▶ [OBJECTIVES]:
A: Please reproduce the stretch of the emotion detection write-up from "# It's time" through "of One Piece!".
B: According to the emotion detection write-up, which character marks the end of every sentence?
C: Render this sentence from the emotion detection write-up in Spanish: "Breaking that string on a word level, we are opening for some inconsistencies, as the whole sentence has to be taken into consideration."

▶ [PASSAGE TO READ]:
------------------------------------------------

# It's time to get emotional!

The title may already give the vibe of what I'll try to achieve on this section: let's conduct a emotion detection analysis on raw texts of One Piece!

The idea here is to try grasping at the general "emotion" (relief, sadness, happiness...) of a given group of tokens. We could conduct this analysis at a word level, but it's not a good idea, here is a good example of why:

"I'm very happy" -> happiness

"I'm not happy" -> sadness

Breaking that string on a word level, we are opening for some inconsistencies, as the whole sentence has to be taken into consideration.

A good thing here is that when I developed the whole system for grouping transcriptions, I knew I had to break it all down to a common token to know when a sentence would end. On this case, all sentences end with "."!

------------------------------------------------

(Coordinate annotation records)
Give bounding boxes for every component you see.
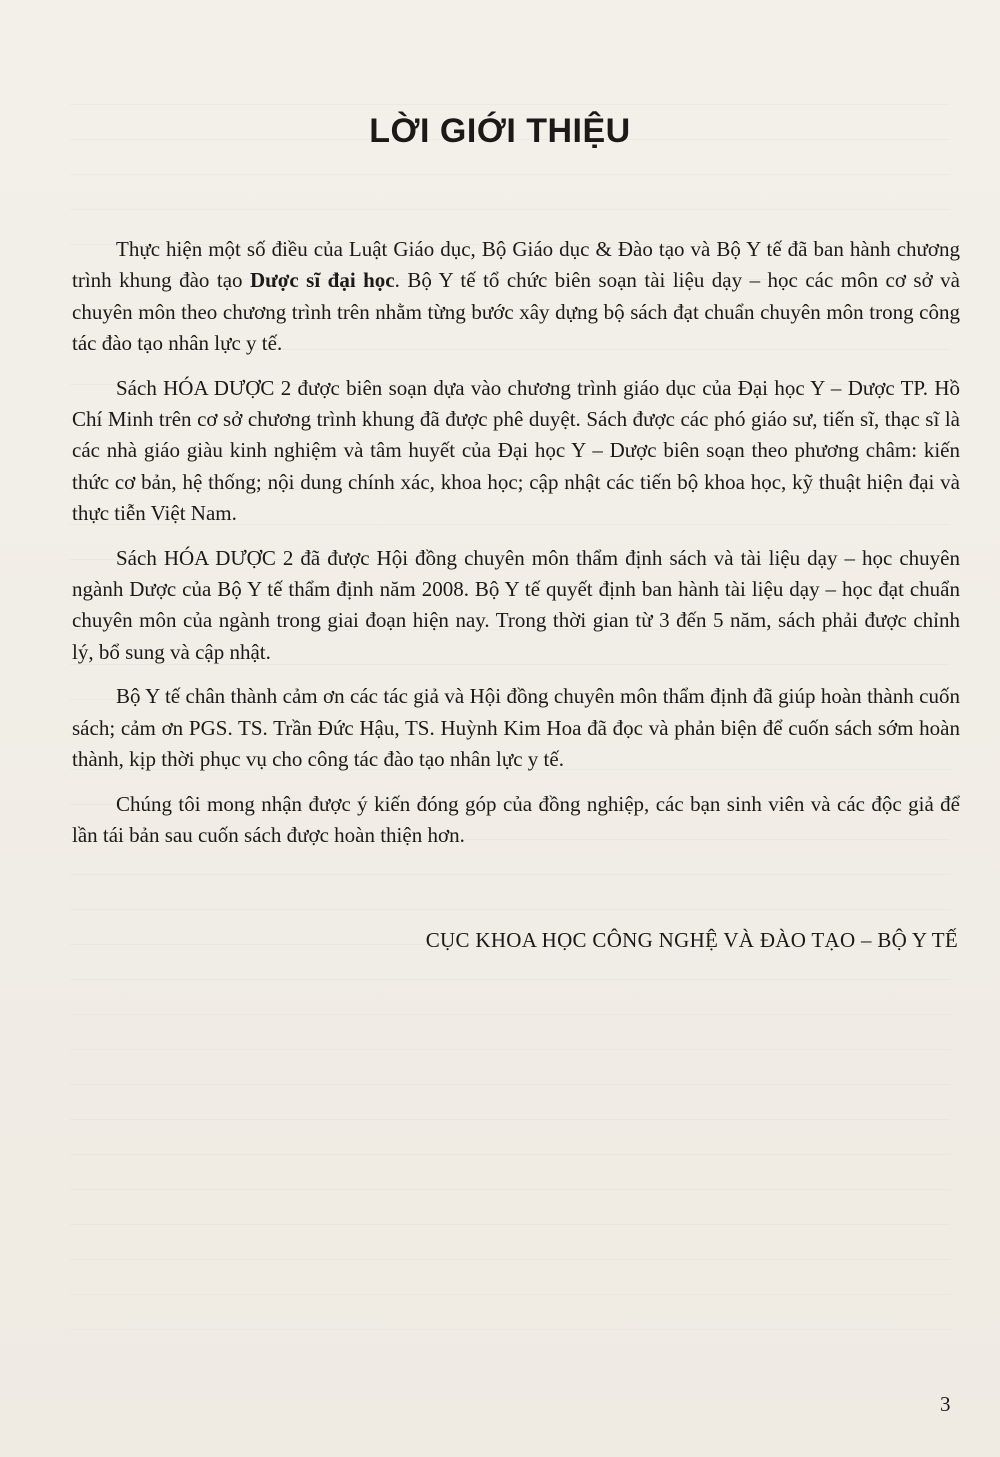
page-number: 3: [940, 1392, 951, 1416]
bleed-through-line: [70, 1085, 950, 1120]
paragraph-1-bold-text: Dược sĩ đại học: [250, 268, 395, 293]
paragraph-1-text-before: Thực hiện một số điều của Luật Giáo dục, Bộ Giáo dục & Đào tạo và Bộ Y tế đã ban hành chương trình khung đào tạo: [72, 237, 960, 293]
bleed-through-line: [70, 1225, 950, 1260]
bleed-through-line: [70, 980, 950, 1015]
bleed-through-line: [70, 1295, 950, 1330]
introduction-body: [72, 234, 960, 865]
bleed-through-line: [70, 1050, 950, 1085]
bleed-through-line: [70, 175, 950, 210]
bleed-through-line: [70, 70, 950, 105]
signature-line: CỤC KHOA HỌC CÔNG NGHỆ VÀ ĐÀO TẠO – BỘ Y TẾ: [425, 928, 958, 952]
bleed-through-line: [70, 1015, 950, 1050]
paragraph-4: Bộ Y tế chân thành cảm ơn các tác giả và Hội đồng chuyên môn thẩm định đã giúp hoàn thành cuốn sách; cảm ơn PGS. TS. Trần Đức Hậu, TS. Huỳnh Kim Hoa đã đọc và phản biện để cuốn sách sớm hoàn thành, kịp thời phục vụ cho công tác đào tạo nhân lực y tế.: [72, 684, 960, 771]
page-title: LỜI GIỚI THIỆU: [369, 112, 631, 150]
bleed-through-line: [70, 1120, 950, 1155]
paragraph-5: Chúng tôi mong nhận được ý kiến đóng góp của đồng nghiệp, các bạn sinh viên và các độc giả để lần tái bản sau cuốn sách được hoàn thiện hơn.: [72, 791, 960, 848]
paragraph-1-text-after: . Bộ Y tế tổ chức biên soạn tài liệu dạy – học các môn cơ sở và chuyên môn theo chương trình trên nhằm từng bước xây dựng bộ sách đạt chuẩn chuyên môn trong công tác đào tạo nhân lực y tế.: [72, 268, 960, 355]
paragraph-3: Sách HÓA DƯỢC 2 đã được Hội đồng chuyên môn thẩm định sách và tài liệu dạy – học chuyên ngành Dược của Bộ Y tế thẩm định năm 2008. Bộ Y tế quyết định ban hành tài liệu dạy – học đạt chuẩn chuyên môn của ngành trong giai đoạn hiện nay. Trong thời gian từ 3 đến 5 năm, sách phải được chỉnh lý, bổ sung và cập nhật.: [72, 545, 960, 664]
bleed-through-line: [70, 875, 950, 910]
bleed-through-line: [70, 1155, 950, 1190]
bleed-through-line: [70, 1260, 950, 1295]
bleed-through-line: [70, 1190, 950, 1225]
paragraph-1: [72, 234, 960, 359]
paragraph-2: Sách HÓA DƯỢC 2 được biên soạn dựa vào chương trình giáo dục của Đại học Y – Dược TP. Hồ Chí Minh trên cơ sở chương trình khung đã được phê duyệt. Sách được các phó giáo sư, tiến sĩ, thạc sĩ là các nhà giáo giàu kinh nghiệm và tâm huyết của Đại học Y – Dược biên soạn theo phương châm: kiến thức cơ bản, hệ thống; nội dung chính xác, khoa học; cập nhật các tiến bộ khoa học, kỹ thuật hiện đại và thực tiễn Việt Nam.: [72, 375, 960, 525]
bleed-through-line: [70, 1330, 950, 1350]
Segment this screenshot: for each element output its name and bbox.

------------------------------------------------

▶ [SOLVED TASKS]:
A:
# It's time to get emotional!

The title may already give the vibe of what I'll try to achieve on this section: let's conduct a emotion detection analysis on raw texts of One Piece!

B: A period (".").

C: Si dividimos esa cadena a nivel de palabra, nos exponemos a algunas inconsistencias, ya que hay que tener en cuenta la oración completa.